Given exercise - Select all lines with the string "needs" in them, and copy those lines.

Supplied records -

******

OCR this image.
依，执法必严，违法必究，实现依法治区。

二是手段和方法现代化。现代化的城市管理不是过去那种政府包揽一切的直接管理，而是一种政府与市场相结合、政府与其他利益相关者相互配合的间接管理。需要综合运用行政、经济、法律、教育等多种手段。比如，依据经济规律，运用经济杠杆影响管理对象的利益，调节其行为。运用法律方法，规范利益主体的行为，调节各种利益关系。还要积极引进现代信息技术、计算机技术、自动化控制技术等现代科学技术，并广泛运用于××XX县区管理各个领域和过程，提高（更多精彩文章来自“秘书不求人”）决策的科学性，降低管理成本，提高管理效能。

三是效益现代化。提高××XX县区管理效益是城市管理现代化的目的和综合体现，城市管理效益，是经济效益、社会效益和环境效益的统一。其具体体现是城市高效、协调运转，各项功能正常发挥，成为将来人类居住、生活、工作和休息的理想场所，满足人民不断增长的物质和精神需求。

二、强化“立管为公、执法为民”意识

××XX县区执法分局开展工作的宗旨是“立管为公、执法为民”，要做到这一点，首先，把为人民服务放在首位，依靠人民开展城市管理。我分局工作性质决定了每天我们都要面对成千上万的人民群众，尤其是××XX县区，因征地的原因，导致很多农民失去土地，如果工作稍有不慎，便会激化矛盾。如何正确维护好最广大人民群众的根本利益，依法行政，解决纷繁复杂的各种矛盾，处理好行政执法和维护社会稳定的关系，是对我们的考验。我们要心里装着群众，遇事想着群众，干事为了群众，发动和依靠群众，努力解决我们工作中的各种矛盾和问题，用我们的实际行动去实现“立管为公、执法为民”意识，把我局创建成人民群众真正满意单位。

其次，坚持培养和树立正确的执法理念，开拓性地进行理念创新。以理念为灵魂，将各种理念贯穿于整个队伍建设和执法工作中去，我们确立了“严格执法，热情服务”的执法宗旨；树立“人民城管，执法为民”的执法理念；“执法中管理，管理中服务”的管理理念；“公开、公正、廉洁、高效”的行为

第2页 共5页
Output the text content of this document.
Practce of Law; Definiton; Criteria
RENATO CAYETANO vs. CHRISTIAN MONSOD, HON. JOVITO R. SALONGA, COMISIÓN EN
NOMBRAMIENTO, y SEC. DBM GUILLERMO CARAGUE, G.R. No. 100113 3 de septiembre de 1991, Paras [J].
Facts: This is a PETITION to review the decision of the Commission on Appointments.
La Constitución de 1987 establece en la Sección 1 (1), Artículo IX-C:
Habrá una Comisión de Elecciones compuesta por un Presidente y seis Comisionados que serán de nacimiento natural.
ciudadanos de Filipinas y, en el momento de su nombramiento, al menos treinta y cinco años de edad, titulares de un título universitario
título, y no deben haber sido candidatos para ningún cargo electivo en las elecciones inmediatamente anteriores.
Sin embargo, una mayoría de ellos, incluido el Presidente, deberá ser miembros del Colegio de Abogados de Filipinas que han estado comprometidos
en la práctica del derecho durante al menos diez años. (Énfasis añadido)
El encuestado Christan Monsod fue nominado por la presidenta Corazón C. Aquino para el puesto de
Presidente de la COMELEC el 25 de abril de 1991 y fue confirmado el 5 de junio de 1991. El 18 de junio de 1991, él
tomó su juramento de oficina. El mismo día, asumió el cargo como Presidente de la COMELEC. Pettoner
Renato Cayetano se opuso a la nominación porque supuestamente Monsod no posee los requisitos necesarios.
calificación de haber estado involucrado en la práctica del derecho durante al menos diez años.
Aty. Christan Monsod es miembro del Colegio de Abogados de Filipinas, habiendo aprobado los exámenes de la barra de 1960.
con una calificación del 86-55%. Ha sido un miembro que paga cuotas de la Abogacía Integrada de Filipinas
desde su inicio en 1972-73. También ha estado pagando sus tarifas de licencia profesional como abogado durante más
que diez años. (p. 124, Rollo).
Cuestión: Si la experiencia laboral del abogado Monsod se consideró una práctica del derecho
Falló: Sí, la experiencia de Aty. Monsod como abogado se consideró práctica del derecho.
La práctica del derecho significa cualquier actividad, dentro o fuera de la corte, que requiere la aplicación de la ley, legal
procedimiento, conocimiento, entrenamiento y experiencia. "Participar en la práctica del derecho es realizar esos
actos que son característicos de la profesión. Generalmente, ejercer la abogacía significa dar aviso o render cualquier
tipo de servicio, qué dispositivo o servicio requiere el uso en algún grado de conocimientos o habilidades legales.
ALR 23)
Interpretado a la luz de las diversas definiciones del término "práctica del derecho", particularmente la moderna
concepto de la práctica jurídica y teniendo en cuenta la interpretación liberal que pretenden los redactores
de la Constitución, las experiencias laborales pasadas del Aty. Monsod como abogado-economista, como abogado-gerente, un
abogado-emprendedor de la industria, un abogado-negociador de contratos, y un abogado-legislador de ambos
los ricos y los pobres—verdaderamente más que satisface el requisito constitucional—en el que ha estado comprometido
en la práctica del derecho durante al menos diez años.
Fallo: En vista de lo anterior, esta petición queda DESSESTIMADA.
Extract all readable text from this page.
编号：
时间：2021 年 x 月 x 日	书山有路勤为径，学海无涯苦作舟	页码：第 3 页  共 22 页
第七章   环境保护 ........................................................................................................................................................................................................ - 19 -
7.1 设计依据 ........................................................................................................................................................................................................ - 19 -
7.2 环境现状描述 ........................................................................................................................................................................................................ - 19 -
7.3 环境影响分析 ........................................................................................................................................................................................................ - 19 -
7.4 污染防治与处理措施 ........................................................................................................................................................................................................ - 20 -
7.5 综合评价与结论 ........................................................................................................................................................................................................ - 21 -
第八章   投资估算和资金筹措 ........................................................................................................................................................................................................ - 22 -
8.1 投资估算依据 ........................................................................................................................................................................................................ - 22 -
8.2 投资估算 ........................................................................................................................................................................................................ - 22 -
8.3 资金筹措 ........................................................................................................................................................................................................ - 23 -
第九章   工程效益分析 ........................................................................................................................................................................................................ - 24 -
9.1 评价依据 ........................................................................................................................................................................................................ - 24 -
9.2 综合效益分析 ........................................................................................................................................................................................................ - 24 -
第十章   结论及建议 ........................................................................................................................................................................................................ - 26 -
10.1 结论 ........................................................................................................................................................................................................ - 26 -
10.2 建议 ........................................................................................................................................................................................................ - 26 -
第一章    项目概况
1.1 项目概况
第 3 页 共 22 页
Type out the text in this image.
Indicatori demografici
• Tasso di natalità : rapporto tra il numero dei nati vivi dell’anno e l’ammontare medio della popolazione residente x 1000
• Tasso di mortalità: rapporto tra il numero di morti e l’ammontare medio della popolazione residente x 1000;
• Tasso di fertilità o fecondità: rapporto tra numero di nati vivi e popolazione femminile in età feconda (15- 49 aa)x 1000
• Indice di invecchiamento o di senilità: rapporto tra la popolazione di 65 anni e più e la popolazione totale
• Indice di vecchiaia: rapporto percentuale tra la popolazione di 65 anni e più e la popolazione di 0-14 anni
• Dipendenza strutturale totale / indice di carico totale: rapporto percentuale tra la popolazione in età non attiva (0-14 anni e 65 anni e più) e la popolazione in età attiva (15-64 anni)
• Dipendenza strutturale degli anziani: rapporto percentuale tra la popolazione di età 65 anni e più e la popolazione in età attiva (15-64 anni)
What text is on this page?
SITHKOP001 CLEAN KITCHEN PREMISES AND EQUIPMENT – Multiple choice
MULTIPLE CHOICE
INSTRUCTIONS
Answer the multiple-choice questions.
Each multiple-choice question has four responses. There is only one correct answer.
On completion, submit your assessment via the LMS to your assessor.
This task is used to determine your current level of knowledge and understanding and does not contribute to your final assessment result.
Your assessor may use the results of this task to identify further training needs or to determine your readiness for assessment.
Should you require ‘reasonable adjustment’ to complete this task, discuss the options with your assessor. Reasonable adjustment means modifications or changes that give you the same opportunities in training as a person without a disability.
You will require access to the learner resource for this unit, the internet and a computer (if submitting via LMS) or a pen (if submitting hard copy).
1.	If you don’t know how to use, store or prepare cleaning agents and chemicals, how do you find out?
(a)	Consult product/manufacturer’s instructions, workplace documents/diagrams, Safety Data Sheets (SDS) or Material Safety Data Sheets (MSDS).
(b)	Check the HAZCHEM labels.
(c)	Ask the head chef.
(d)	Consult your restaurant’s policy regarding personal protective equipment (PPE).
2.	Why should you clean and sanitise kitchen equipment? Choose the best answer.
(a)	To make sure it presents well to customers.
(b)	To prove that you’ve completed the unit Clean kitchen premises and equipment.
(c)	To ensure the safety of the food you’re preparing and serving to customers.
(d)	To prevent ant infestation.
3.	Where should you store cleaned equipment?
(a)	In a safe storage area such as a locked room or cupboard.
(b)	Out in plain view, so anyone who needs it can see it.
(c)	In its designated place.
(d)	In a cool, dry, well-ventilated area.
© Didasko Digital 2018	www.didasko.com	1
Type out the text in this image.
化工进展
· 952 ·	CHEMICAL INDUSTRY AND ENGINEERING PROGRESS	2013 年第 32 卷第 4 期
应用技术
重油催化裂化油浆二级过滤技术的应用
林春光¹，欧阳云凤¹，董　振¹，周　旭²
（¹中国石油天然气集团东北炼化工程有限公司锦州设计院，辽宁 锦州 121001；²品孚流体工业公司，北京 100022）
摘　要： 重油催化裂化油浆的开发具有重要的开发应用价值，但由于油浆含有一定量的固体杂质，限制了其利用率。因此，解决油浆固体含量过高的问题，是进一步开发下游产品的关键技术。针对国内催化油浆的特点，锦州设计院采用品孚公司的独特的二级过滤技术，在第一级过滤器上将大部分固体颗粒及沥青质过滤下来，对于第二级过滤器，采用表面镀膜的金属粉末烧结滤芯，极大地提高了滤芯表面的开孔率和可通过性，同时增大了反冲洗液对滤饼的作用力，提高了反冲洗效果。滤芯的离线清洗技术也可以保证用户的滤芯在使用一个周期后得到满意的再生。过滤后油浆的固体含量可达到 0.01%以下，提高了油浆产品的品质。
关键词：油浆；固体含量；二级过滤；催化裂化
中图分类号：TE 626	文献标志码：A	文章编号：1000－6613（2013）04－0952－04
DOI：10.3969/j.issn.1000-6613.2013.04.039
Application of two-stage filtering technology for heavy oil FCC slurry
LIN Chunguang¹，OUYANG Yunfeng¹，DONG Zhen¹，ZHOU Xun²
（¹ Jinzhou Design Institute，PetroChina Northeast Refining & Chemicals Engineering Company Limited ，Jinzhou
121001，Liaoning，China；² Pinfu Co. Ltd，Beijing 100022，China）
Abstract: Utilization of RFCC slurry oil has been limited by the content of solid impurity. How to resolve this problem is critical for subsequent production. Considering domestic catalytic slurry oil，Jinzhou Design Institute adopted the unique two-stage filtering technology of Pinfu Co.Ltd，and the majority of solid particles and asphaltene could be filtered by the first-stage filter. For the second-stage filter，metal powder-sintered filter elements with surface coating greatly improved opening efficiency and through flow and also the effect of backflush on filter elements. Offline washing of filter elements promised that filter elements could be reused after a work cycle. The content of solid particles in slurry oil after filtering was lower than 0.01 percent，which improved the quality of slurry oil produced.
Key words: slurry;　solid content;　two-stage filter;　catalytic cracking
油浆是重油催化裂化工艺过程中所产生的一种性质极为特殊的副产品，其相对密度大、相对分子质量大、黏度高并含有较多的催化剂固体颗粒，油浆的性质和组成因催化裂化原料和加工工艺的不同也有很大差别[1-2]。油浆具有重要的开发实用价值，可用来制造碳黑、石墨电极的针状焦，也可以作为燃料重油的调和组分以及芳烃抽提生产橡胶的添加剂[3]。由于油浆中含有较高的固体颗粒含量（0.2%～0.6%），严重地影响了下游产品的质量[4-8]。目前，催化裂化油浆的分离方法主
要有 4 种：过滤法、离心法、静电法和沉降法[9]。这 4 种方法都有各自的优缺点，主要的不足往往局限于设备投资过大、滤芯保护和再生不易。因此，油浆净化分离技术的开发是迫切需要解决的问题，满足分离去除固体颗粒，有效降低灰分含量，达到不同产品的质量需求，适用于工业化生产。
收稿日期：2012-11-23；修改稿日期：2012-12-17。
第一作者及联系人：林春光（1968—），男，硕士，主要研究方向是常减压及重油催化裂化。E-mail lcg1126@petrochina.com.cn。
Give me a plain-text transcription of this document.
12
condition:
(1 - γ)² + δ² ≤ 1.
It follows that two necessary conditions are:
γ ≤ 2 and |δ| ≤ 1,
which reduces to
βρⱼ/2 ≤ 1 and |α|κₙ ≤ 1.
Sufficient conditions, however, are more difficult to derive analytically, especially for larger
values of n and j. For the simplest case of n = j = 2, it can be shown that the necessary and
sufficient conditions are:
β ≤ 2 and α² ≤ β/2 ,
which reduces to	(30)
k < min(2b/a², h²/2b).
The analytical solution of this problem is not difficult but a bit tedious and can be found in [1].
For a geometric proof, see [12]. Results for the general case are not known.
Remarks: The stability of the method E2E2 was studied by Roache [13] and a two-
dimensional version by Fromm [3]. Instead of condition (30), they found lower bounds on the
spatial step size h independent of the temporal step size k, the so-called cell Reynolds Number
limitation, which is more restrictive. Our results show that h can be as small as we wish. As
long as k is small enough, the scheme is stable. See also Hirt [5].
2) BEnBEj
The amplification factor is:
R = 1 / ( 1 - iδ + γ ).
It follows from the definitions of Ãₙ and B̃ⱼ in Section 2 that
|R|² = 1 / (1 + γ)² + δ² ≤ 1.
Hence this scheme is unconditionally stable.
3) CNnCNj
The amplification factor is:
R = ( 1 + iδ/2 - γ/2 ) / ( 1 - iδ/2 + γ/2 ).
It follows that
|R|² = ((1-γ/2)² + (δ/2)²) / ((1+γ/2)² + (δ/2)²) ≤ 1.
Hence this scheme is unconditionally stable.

******

Written response -
Your assessor may use the results of this task to identify further training needs or to determine your readiness for assessment.
(b)	Out in plain view, so anyone who needs it can see it.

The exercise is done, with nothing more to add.